Available data -
• • • •

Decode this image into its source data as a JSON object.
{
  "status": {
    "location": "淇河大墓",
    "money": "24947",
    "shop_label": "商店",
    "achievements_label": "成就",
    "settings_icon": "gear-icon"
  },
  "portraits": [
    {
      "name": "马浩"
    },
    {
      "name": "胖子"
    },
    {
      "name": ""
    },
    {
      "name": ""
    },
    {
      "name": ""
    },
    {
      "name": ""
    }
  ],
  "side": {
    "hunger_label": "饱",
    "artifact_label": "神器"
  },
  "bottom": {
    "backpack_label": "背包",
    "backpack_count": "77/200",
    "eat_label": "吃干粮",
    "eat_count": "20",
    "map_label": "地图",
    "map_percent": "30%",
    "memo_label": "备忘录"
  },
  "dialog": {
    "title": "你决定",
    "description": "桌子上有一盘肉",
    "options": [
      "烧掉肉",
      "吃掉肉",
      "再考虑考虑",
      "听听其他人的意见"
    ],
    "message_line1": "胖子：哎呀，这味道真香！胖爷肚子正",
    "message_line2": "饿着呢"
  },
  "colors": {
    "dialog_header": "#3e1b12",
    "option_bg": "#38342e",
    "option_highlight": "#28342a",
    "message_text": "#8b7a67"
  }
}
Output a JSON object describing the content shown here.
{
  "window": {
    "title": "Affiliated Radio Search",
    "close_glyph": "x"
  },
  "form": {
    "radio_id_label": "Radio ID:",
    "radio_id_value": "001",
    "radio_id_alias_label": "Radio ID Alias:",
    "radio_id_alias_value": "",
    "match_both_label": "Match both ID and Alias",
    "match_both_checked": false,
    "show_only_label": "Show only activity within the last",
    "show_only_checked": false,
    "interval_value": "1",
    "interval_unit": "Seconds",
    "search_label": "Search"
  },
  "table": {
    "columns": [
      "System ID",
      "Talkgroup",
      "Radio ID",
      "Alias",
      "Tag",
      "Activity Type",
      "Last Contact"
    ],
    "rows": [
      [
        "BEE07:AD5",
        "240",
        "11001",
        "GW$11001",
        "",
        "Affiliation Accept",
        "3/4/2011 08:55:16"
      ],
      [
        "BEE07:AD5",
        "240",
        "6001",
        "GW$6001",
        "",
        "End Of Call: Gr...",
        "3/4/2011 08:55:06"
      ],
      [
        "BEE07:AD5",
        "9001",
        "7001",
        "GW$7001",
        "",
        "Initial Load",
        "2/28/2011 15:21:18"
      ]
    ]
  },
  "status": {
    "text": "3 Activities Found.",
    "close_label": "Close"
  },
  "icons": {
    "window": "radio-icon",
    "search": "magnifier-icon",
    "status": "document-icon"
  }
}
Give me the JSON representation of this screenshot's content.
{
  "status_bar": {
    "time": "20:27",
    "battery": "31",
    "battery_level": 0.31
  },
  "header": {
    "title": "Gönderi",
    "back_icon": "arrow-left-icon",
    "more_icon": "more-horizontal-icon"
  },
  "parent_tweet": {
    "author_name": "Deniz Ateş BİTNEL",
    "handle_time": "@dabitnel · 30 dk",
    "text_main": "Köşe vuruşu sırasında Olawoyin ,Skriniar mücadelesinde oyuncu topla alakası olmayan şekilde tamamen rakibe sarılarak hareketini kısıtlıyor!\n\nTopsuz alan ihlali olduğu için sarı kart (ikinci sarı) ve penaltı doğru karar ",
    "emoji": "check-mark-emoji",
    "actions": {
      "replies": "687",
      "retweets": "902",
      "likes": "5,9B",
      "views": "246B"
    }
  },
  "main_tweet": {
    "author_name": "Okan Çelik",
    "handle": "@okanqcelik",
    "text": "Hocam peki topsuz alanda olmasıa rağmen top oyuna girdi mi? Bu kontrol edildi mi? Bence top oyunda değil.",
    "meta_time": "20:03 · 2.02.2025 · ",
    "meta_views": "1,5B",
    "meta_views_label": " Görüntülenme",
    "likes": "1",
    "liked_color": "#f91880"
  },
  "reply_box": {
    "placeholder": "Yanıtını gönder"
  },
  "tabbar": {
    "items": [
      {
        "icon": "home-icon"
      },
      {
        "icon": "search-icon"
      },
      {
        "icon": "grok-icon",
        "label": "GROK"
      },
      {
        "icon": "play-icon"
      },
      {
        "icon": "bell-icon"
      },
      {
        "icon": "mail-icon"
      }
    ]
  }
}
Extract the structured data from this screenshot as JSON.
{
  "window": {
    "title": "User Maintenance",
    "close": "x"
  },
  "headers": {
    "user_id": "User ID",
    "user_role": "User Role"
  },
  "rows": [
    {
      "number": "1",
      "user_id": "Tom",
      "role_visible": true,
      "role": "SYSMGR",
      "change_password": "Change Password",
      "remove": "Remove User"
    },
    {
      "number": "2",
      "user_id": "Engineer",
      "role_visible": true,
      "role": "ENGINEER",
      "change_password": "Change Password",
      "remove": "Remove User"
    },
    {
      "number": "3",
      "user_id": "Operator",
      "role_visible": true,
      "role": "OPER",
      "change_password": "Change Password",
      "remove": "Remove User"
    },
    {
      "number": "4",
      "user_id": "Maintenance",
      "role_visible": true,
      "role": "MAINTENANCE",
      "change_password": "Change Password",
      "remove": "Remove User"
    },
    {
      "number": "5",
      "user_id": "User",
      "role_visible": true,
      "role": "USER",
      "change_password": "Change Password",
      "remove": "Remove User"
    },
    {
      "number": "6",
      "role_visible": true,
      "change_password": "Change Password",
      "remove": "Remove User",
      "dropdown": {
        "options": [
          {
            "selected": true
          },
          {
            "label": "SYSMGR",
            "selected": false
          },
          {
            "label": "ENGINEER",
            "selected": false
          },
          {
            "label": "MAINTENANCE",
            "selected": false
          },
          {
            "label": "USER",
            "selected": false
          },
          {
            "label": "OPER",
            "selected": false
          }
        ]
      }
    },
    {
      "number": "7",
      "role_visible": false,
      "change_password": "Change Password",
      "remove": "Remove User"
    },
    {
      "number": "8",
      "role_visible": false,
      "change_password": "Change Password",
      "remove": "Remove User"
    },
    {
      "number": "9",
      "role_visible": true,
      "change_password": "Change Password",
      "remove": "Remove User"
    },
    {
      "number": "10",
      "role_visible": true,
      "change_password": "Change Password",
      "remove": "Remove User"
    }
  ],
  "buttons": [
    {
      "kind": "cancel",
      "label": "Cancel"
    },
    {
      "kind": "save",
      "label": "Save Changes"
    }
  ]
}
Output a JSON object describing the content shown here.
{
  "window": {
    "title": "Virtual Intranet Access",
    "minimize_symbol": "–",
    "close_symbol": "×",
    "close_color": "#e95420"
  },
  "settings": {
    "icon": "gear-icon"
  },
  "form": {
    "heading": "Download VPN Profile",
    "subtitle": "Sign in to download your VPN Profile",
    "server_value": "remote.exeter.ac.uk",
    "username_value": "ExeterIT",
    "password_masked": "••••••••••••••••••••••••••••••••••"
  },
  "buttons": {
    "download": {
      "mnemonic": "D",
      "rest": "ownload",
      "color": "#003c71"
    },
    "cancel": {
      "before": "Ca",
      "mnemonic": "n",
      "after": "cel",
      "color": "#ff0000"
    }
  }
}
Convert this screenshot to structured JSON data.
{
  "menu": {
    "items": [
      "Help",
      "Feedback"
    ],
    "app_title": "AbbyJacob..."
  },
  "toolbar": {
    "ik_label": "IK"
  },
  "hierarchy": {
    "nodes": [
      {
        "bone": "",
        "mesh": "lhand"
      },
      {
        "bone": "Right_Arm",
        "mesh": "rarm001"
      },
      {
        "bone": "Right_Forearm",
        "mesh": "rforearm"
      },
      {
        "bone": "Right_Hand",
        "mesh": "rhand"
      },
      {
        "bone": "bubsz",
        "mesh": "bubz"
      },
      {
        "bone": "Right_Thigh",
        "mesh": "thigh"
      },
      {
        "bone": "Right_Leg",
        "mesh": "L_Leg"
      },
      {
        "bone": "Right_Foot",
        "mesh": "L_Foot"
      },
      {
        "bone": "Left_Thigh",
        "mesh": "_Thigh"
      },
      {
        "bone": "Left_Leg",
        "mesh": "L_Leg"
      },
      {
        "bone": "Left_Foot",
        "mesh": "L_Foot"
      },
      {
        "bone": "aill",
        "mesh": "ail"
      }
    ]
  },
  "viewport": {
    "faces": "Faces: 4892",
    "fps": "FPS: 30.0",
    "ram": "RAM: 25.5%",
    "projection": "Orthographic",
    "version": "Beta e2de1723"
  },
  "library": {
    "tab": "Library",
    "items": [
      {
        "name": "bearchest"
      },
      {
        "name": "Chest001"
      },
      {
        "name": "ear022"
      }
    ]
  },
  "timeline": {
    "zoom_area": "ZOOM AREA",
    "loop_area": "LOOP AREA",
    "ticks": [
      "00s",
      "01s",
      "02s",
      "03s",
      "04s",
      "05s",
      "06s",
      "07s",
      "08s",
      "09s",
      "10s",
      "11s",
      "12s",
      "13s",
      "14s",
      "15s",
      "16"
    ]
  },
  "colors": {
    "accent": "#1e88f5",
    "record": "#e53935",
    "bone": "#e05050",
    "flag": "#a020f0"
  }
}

• • • •

Task description - Where a line of the records above holds the word "gear", copy that line.

The output -
    "settings_icon": "gear-icon"
    "icon": "gear-icon"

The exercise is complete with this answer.